• _TESTO DI PARTENZA_:
● ● ● ● ● ● ●
La presidente se è donna, Il presidente se è uomo. Riflessioni su una regola che ancora non piace.

Da Alma Sabatini a Laura Boldrini, dibattito sull'uso non sessista della lingua italiana. Cosa è cambiato nei decenni

Venerdi, 13/04/2018 - Mentre si conduce una ricerca, anche navigando su Internet, si ha sin dalle prime battute un’impressione precisa: quanto il tema su cui si sta concentrando il nostro lavoro sia un terreno di pace o, piuttosto, un terreno di guerra.
Si comprende molto, ad esempio, già dalla stessa difficoltà di reperire certe fonti.

Di qualche sera fa le polemiche seguite alle dichiarazioni rilasciate nel corso della trasmissione di Bruno Vespa da Alberti Casellati, neopresidente del Senato, che precisava di volere essere chiamata il presidente e non la presidente: «perché non c'è bisogno di mettere articoli, di usare vocabolari talvolta cacofonici per affermare la parità. Sono battaglie veterocomuniste, superate dai tempi».
E, subito, la voglia di arretrare un poco e saperne di più della stroncatura di Pietro Citati sul lavoro di Alma Sabatini (Raccomandazioni per un uso non sessista della lingua italiana), pubblicato dalla Presidenza del Consiglio dei Ministri.
Se si prova a cercare il pezzo comparso sulle pagine del Corriere della Sera nel 1987, con l'intento di capire le ragioni, seguire i passaggi logici e le motivazioni del giornalista, non è semplicissimo.
● ● ● ● ● ● ●
• _DATI RACCOLTI_:
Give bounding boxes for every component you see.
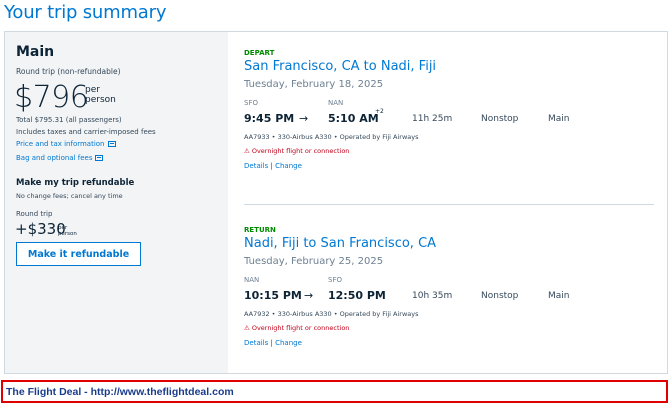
● ● ● ● ● ● ●
• _CONSEGNA_:
Stabilisci se le tre affermazioni seguenti concordano con il testo di partenza, rispondendo sì o no e citando tra virgolette le parole decisive: (a) la neopresidente del Senato ha chiesto di essere chiamata "la presidente"; (b) il pezzo comparso sul Corriere della Sera risale al 1987; (c) il lavoro di Alma Sabatini è stato pubblicato dalla Presidenza del Consiglio dei Ministri.

• _RISPOSTA_:
(a) No: «precisava di volere essere chiamata il presidente e non la presidente».
(b) Sì: «il pezzo comparso sulle pagine del Corriere della Sera nel 1987».
(c) Sì: «pubblicato dalla Presidenza del Consiglio dei Ministri».